→ **Given problem**:
Pick out the lines below that contain the string "already" and copy them all.

→ **Record set**:
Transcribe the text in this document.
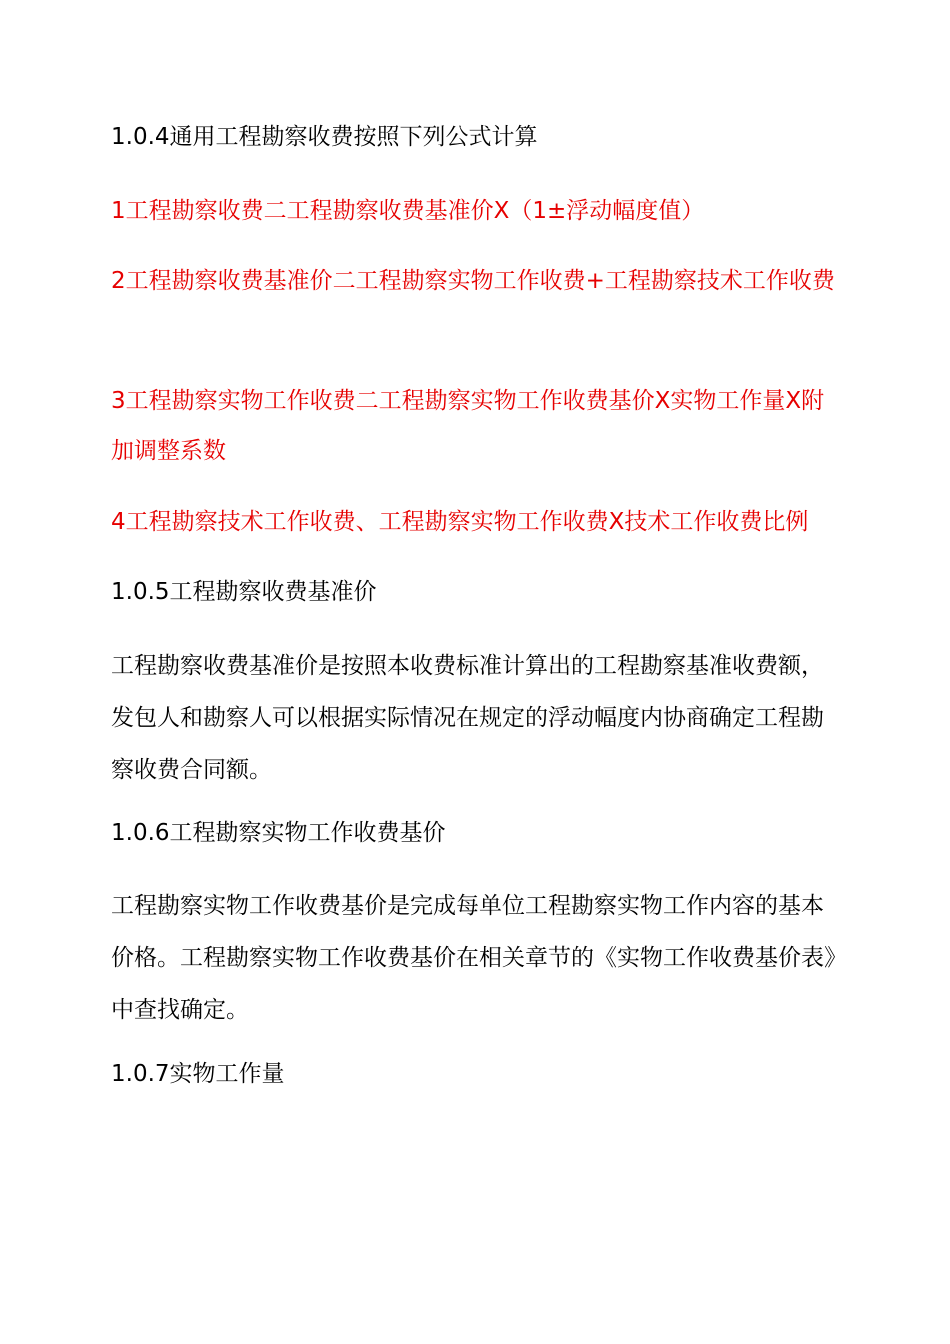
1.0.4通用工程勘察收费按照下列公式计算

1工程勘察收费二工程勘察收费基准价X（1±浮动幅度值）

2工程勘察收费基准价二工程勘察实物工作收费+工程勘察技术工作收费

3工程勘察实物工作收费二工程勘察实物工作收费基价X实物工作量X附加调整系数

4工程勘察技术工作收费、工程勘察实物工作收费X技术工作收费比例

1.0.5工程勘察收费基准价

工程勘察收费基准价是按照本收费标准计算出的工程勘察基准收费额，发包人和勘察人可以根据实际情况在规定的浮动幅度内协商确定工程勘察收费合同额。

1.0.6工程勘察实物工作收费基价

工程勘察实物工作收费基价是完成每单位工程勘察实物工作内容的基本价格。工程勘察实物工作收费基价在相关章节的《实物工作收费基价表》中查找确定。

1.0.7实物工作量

--

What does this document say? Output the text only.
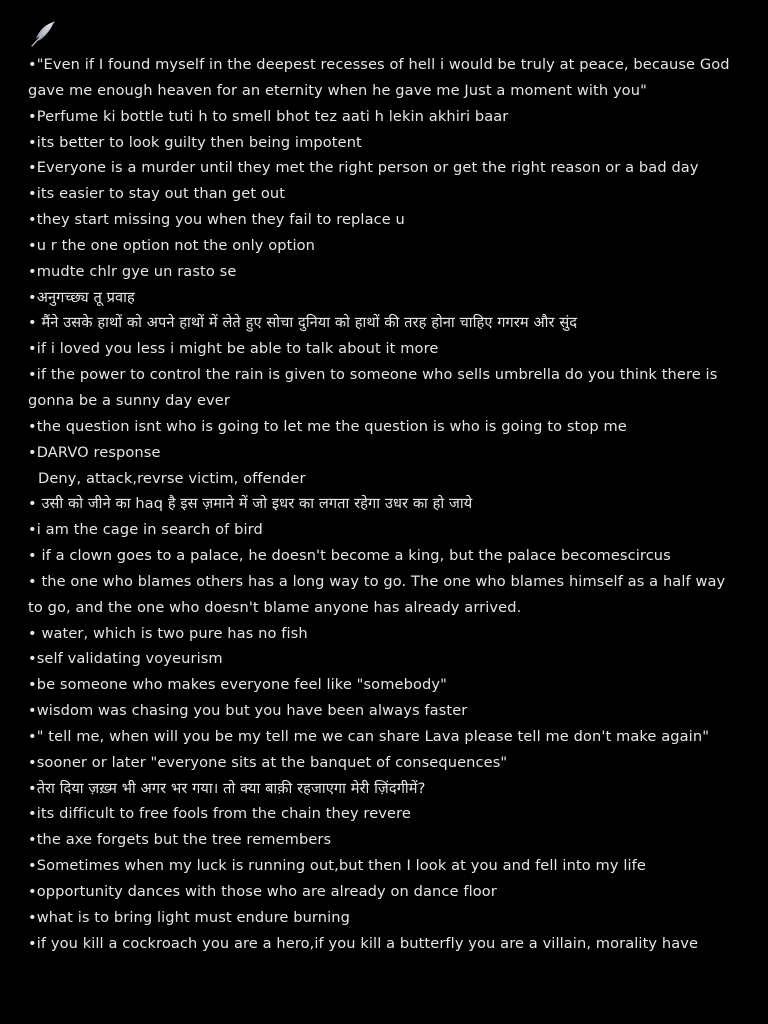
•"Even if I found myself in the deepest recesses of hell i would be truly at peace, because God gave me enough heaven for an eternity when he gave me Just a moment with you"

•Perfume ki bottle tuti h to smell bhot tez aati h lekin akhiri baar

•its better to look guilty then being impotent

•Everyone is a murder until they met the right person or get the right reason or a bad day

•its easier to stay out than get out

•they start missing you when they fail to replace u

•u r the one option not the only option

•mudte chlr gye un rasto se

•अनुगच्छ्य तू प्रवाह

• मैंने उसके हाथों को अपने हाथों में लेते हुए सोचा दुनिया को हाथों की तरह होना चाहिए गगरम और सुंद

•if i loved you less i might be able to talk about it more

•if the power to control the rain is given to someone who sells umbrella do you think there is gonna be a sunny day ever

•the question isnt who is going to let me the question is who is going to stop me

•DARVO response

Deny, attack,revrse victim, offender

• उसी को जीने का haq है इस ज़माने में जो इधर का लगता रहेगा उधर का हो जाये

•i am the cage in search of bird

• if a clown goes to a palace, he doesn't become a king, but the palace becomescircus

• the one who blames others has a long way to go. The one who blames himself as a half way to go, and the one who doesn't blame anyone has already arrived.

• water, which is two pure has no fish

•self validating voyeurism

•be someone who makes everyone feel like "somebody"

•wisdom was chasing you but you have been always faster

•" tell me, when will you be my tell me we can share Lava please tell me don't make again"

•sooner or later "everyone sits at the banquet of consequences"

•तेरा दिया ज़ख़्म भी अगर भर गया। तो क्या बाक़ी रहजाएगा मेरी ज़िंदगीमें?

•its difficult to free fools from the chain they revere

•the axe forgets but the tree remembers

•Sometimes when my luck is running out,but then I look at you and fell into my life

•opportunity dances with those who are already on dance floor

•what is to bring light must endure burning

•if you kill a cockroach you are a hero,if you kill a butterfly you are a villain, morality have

→ **Full solution**:
• the one who blames others has a long way to go. The one who blames himself as a half way to go, and the one who doesn't blame anyone has already arrived.
•opportunity dances with those who are already on dance floor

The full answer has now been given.